- **Data excerpts**:
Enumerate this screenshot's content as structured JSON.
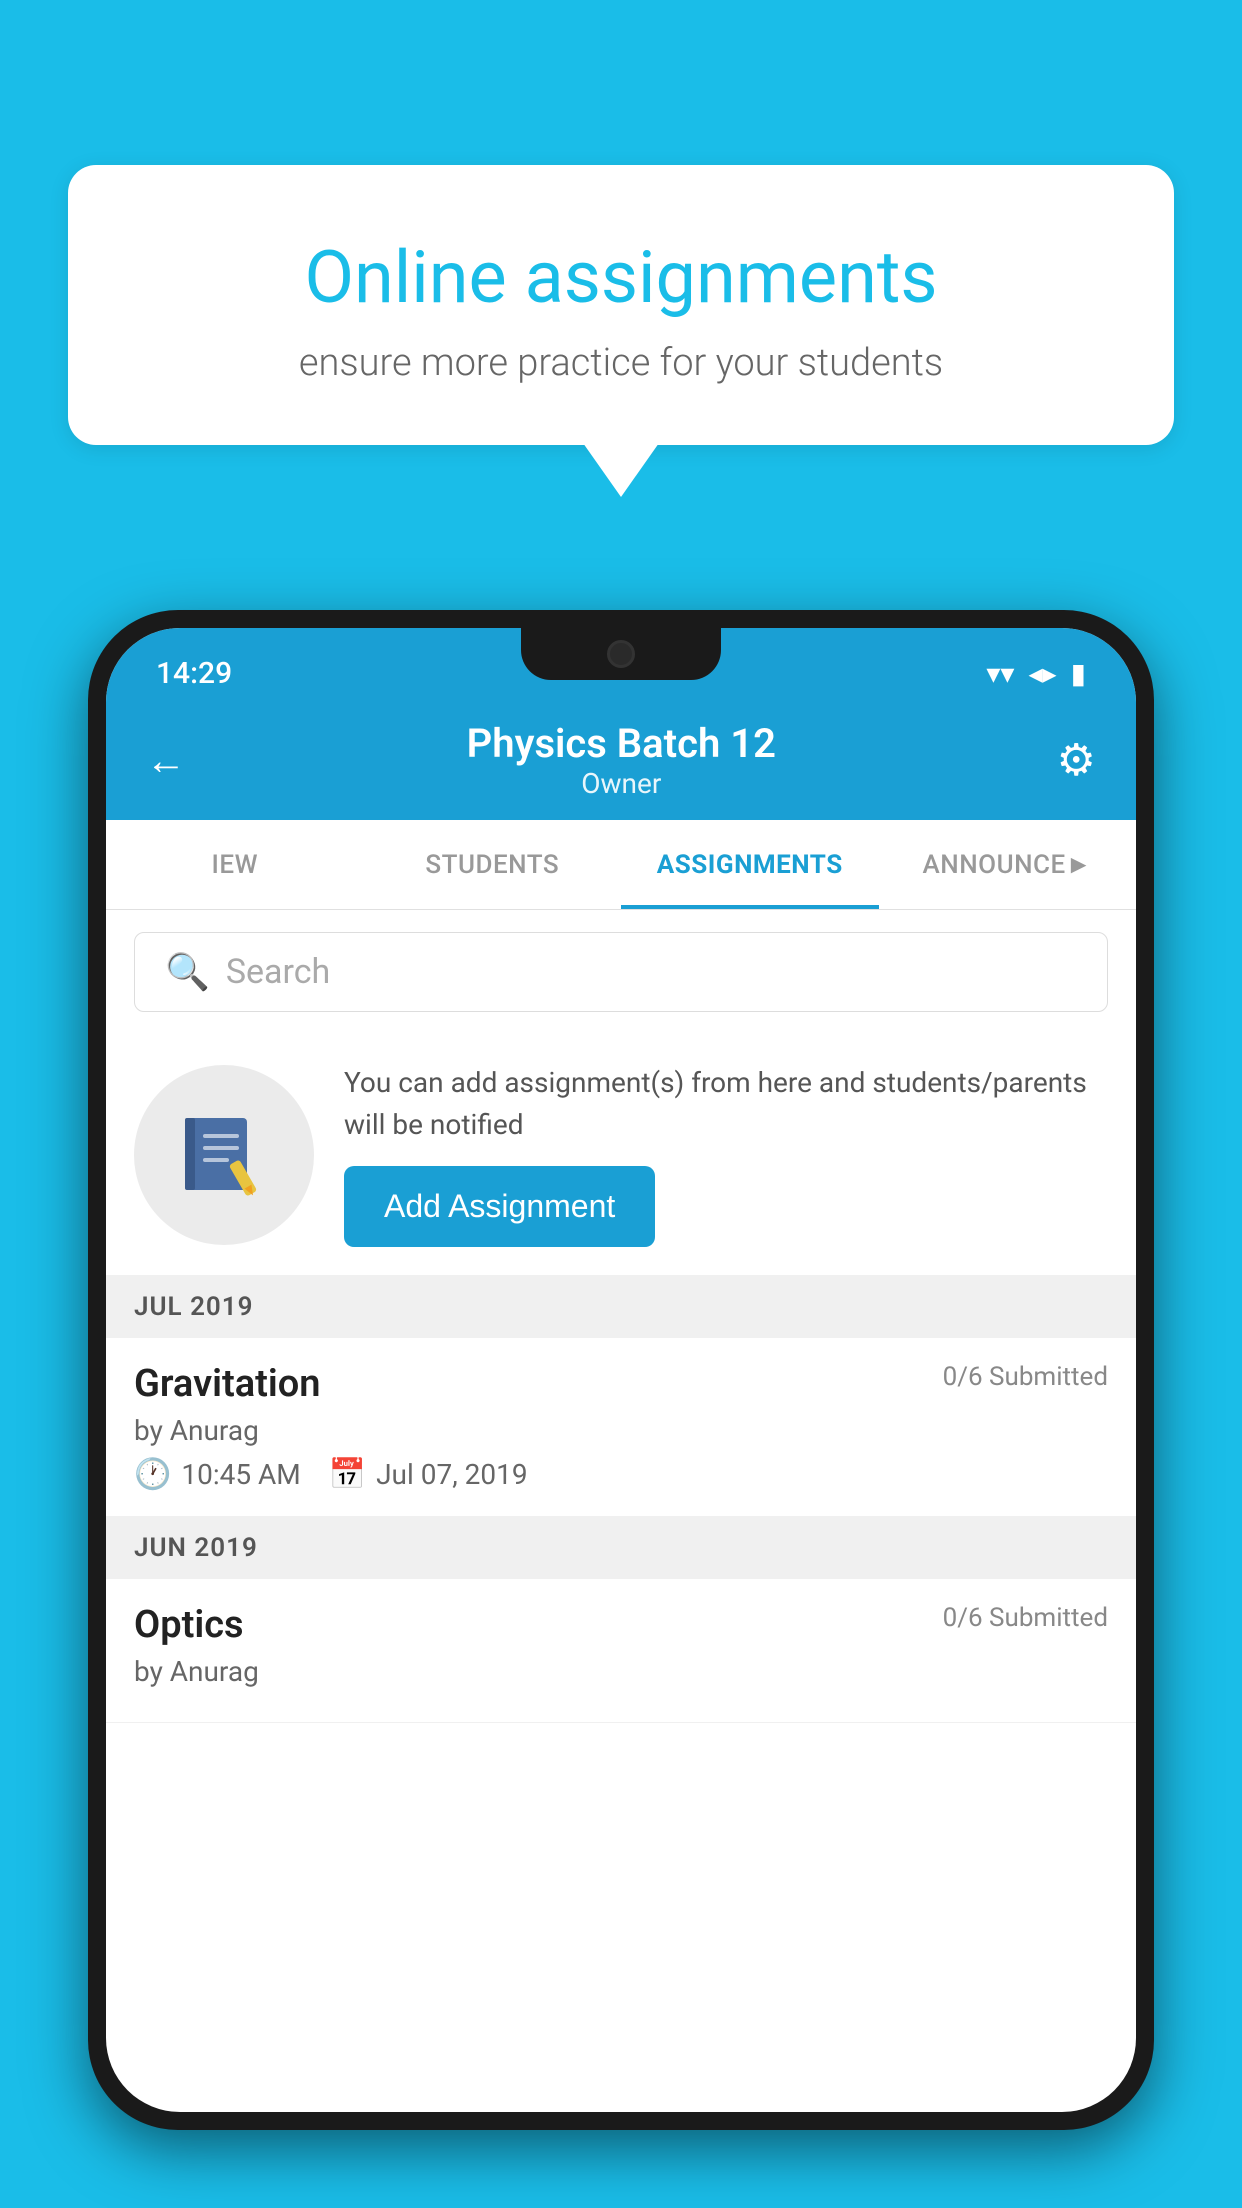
{
  "background_color": "#1ABDE8",
  "speech_bubble": {
    "title": "Online assignments",
    "subtitle": "ensure more practice for your students"
  },
  "status_bar": {
    "time": "14:29",
    "wifi": "▼",
    "signal": "▲",
    "battery": "▮"
  },
  "header": {
    "title": "Physics Batch 12",
    "subtitle": "Owner",
    "back_label": "←",
    "gear_label": "⚙"
  },
  "tabs": [
    {
      "label": "IEW",
      "active": false
    },
    {
      "label": "STUDENTS",
      "active": false
    },
    {
      "label": "ASSIGNMENTS",
      "active": true
    },
    {
      "label": "ANNOUNCE►",
      "active": false
    }
  ],
  "search": {
    "placeholder": "Search",
    "icon": "🔍"
  },
  "add_assignment_section": {
    "description": "You can add assignment(s) from here and students/parents will be notified",
    "button_label": "Add Assignment",
    "icon": "📓"
  },
  "sections": [
    {
      "label": "JUL 2019",
      "items": [
        {
          "name": "Gravitation",
          "status": "0/6 Submitted",
          "by": "by Anurag",
          "time": "10:45 AM",
          "date": "Jul 07, 2019"
        }
      ]
    },
    {
      "label": "JUN 2019",
      "items": [
        {
          "name": "Optics",
          "status": "0/6 Submitted",
          "by": "by Anurag",
          "time": "",
          "date": ""
        }
      ]
    }
  ]
}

- **Task directions**:
Make an exact reproduction of the listing above, without any pictures.

- **Complete response**:
Enumerate this screenshot's content as structured JSON.
{
  "background_color": "#1ABDE8",
  "speech_bubble": {
    "title": "Online assignments",
    "subtitle": "ensure more practice for your students"
  },
  "status_bar": {
    "time": "14:29",
    "wifi": "▼",
    "signal": "▲",
    "battery": "▮"
  },
  "header": {
    "title": "Physics Batch 12",
    "subtitle": "Owner",
    "back_label": "←",
    "gear_label": "⚙"
  },
  "tabs": [
    {
      "label": "IEW",
      "active": false
    },
    {
      "label": "STUDENTS",
      "active": false
    },
    {
      "label": "ASSIGNMENTS",
      "active": true
    },
    {
      "label": "ANNOUNCE►",
      "active": false
    }
  ],
  "search": {
    "placeholder": "Search",
    "icon": "🔍"
  },
  "add_assignment_section": {
    "description": "You can add assignment(s) from here and students/parents will be notified",
    "button_label": "Add Assignment",
    "icon": "📓"
  },
  "sections": [
    {
      "label": "JUL 2019",
      "items": [
        {
          "name": "Gravitation",
          "status": "0/6 Submitted",
          "by": "by Anurag",
          "time": "10:45 AM",
          "date": "Jul 07, 2019"
        }
      ]
    },
    {
      "label": "JUN 2019",
      "items": [
        {
          "name": "Optics",
          "status": "0/6 Submitted",
          "by": "by Anurag",
          "time": "",
          "date": ""
        }
      ]
    }
  ]
}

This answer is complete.